Using the material that follows, identify and copy each line with the string "Covers".

▸ **Records for this task**:
"""

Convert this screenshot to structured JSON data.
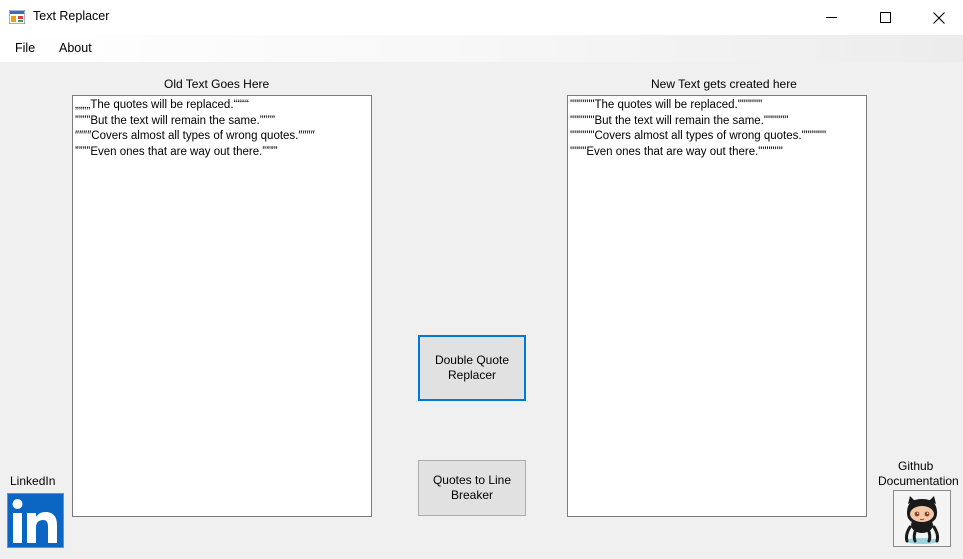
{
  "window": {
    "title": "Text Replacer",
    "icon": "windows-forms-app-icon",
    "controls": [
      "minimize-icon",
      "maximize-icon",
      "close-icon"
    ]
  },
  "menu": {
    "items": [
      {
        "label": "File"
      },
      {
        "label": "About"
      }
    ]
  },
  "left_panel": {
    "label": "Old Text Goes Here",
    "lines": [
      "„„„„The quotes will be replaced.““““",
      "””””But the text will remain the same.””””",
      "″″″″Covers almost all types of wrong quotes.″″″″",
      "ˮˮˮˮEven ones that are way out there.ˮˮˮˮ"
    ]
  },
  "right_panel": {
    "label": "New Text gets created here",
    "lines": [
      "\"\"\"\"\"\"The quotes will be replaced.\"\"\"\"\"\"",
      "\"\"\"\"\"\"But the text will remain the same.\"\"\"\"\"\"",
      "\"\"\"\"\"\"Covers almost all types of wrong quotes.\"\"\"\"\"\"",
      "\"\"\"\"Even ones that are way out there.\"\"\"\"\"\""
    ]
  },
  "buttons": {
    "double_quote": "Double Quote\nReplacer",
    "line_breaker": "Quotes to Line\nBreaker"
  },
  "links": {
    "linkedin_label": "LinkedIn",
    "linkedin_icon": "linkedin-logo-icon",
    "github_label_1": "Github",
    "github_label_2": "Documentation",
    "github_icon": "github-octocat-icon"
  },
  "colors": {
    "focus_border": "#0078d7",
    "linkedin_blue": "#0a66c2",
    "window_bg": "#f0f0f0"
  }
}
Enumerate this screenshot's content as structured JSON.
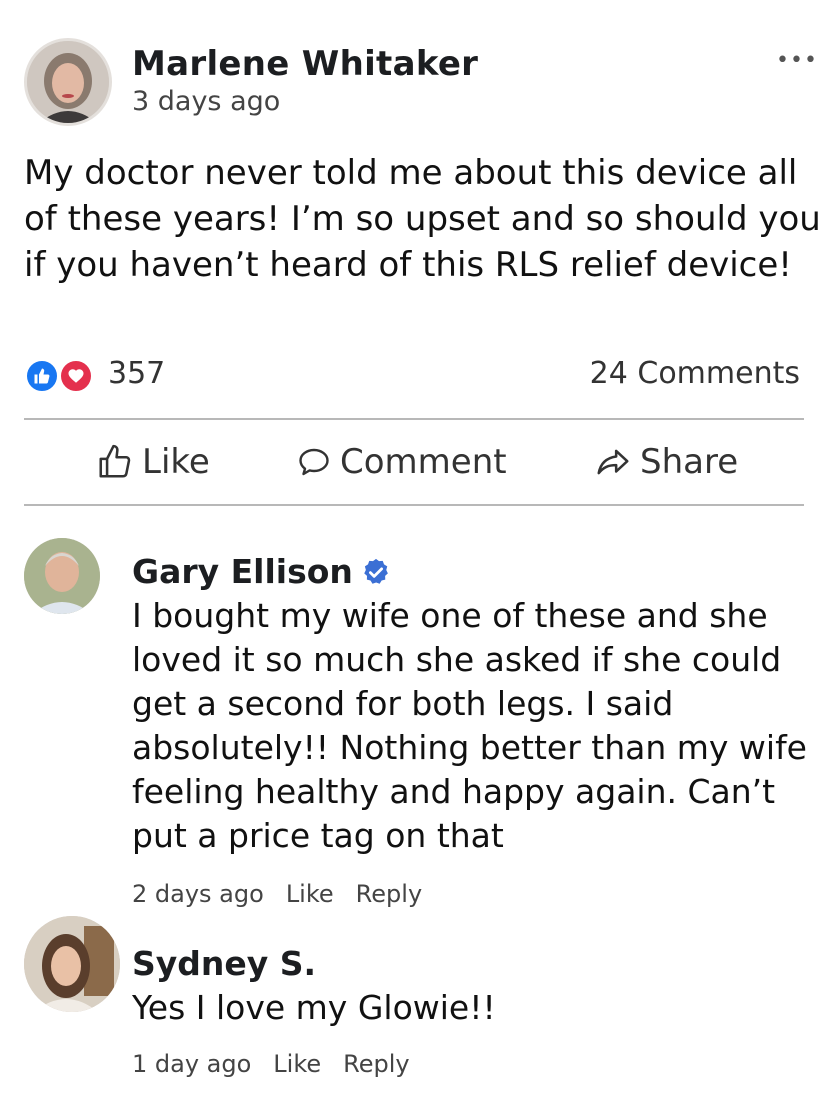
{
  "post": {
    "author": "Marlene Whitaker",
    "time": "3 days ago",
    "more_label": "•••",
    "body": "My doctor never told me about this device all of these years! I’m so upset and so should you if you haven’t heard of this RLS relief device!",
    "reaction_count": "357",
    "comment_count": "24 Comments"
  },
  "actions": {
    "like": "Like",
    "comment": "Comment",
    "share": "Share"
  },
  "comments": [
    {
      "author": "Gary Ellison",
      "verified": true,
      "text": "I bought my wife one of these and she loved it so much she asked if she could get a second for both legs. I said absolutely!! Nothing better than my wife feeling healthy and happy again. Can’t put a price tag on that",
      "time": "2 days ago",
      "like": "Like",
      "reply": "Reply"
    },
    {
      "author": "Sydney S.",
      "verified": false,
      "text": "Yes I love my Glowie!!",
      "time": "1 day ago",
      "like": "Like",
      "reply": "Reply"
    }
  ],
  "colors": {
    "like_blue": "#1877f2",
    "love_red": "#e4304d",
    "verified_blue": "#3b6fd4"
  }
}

"""

▸ **Solution**:
      "″″″″Covers almost all types of wrong quotes.″″″″",
      "\"\"\"\"\"\"Covers almost all types of wrong quotes.\"\"\"\"\"\"",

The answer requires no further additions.